▸ What the task asks
Each line that holds the word "this" counts once. Give the total number of such lines and nothing else.

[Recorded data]
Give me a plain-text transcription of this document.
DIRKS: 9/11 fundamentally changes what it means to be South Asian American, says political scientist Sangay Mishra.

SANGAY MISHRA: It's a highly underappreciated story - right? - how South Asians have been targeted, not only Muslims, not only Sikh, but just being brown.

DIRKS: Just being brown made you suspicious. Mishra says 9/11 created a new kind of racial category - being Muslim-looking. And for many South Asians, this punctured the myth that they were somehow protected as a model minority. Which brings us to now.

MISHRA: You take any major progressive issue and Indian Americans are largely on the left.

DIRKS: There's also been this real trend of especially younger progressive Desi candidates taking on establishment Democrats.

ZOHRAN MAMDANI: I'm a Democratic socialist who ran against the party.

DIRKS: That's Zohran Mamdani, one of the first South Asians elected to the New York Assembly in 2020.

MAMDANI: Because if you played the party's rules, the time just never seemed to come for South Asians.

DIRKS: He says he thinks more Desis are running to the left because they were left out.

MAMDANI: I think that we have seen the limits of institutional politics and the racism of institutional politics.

▸ Answer to the exercise
3